(Data entries)
****

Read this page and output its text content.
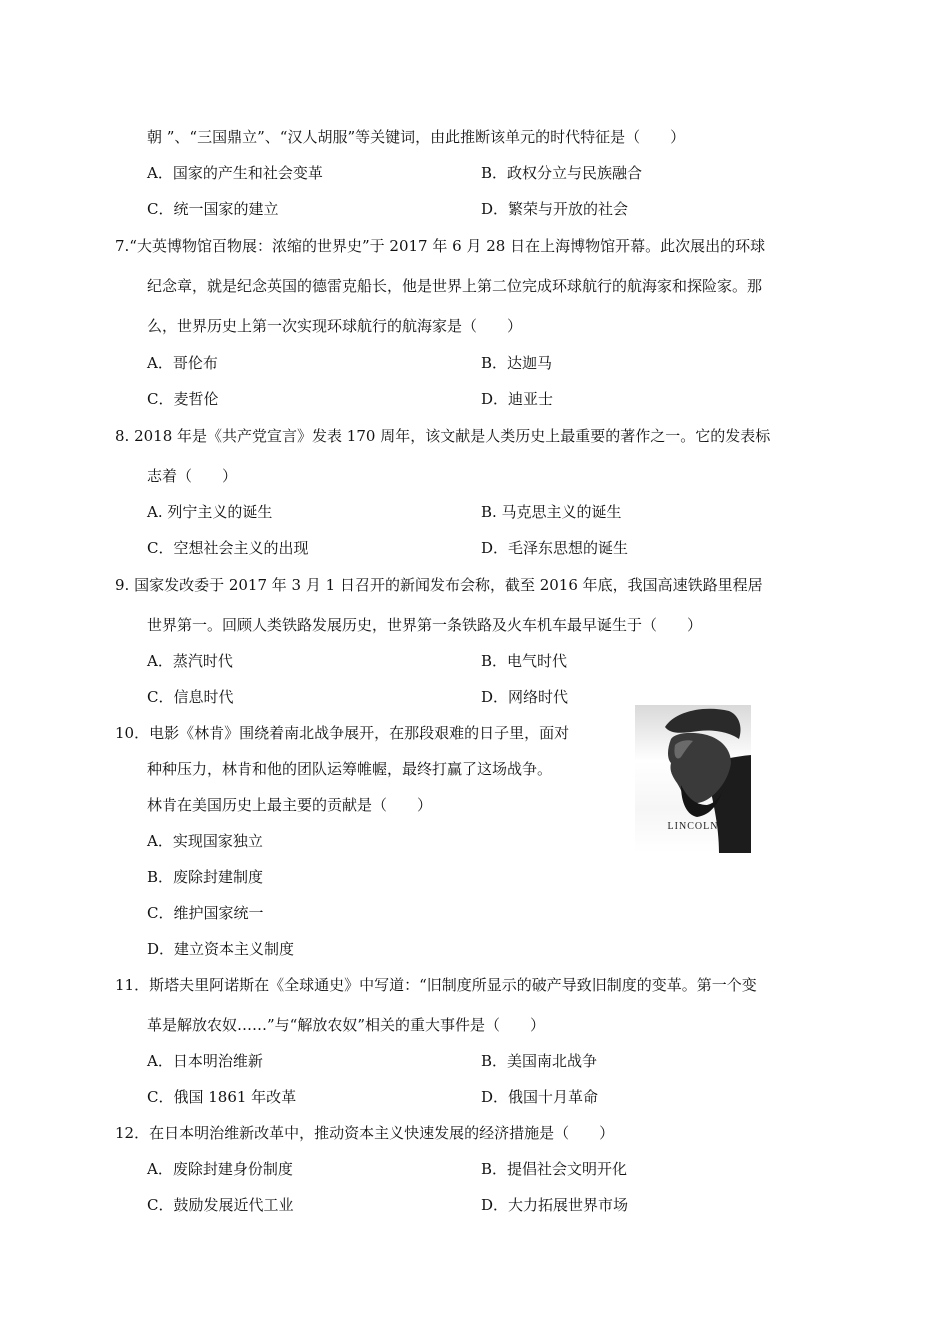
朝 ”、“三国鼎立”、“汉人胡服”等关键词，由此推断该单元的时代特征是（　　）
A．国家的产生和社会变革	B．政权分立与民族融合
C．统一国家的建立	D．繁荣与开放的社会
7.“大英博物馆百物展：浓缩的世界史”于 2017 年 6 月 28 日在上海博物馆开幕。此次展出的环球
纪念章，就是纪念英国的德雷克船长，他是世界上第二位完成环球航行的航海家和探险家。那
么，世界历史上第一次实现环球航行的航海家是（　　）
A．哥伦布	B．达迦马
C．麦哲伦	D．迪亚士
8. 2018 年是《共产党宣言》发表 170 周年，该文献是人类历史上最重要的著作之一。它的发表标
志着（　　）
A. 列宁主义的诞生	B. 马克思主义的诞生
C．空想社会主义的出现	D．毛泽东思想的诞生
9. 国家发改委于 2017 年 3 月 1 日召开的新闻发布会称，截至 2016 年底，我国高速铁路里程居
世界第一。回顾人类铁路发展历史，世界第一条铁路及火车机车最早诞生于（　　）
A．蒸汽时代	B．电气时代
C．信息时代	D．网络时代
10．电影《林肯》围绕着南北战争展开，在那段艰难的日子里，面对
种种压力，林肯和他的团队运筹帷幄，最终打赢了这场战争。
林肯在美国历史上最主要的贡献是（　　）
A．实现国家独立
B．废除封建制度
C．维护国家统一
D．建立资本主义制度
LINCOLN
11．斯塔夫里阿诺斯在《全球通史》中写道：“旧制度所显示的破产导致旧制度的变革。第一个变
革是解放农奴……”与“解放农奴”相关的重大事件是（　　）
A．日本明治维新	B．美国南北战争
C．俄国 1861 年改革	D．俄国十月革命
12．在日本明治维新改革中，推动资本主义快速发展的经济措施是（　　）
A．废除封建身份制度	B．提倡社会文明开化
C．鼓励发展近代工业	D．大力拓展世界市场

****

What is needed >> Every entry should be returned exactly as written, minus the pictures.

Task output >>
Read this page and output its text content.
朝 ”、“三国鼎立”、“汉人胡服”等关键词，由此推断该单元的时代特征是（　　）
A．国家的产生和社会变革	B．政权分立与民族融合
C．统一国家的建立	D．繁荣与开放的社会
7.“大英博物馆百物展：浓缩的世界史”于 2017 年 6 月 28 日在上海博物馆开幕。此次展出的环球
纪念章，就是纪念英国的德雷克船长，他是世界上第二位完成环球航行的航海家和探险家。那
么，世界历史上第一次实现环球航行的航海家是（　　）
A．哥伦布	B．达迦马
C．麦哲伦	D．迪亚士
8. 2018 年是《共产党宣言》发表 170 周年，该文献是人类历史上最重要的著作之一。它的发表标
志着（　　）
A. 列宁主义的诞生	B. 马克思主义的诞生
C．空想社会主义的出现	D．毛泽东思想的诞生
9. 国家发改委于 2017 年 3 月 1 日召开的新闻发布会称，截至 2016 年底，我国高速铁路里程居
世界第一。回顾人类铁路发展历史，世界第一条铁路及火车机车最早诞生于（　　）
A．蒸汽时代	B．电气时代
C．信息时代	D．网络时代
10．电影《林肯》围绕着南北战争展开，在那段艰难的日子里，面对
种种压力，林肯和他的团队运筹帷幄，最终打赢了这场战争。
林肯在美国历史上最主要的贡献是（　　）
A．实现国家独立
B．废除封建制度
C．维护国家统一
D．建立资本主义制度
LINCOLN
11．斯塔夫里阿诺斯在《全球通史》中写道：“旧制度所显示的破产导致旧制度的变革。第一个变
革是解放农奴……”与“解放农奴”相关的重大事件是（　　）
A．日本明治维新	B．美国南北战争
C．俄国 1861 年改革	D．俄国十月革命
12．在日本明治维新改革中，推动资本主义快速发展的经济措施是（　　）
A．废除封建身份制度	B．提倡社会文明开化
C．鼓励发展近代工业	D．大力拓展世界市场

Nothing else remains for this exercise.